▶ _What the exercise asks_: Every record below should be written out exactly; pictures stay out.

▶ _Data shown_:
* start *
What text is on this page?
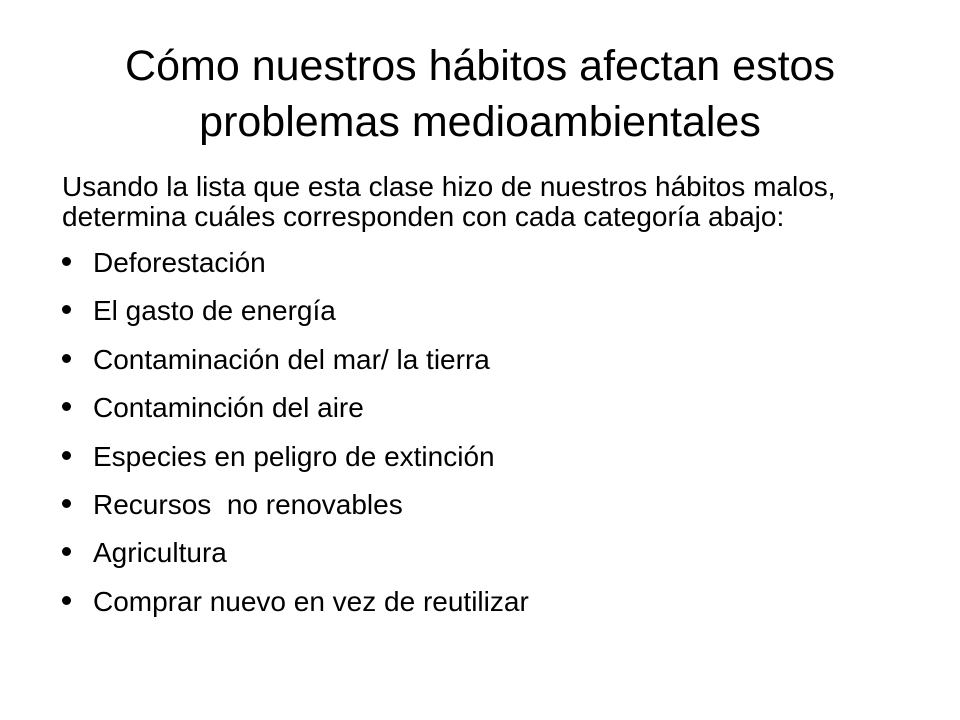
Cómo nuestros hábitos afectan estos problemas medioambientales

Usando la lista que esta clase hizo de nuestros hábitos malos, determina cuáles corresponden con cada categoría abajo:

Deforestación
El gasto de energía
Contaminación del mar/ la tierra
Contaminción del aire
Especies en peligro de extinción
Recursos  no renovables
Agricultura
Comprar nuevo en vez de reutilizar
* end *
▶ _Final answer_:
What text is on this page?
Cómo nuestros hábitos afectan estos problemas medioambientales

Usando la lista que esta clase hizo de nuestros hábitos malos, determina cuáles corresponden con cada categoría abajo:

Deforestación
El gasto de energía
Contaminación del mar/ la tierra
Contaminción del aire
Especies en peligro de extinción
Recursos  no renovables
Agricultura
Comprar nuevo en vez de reutilizar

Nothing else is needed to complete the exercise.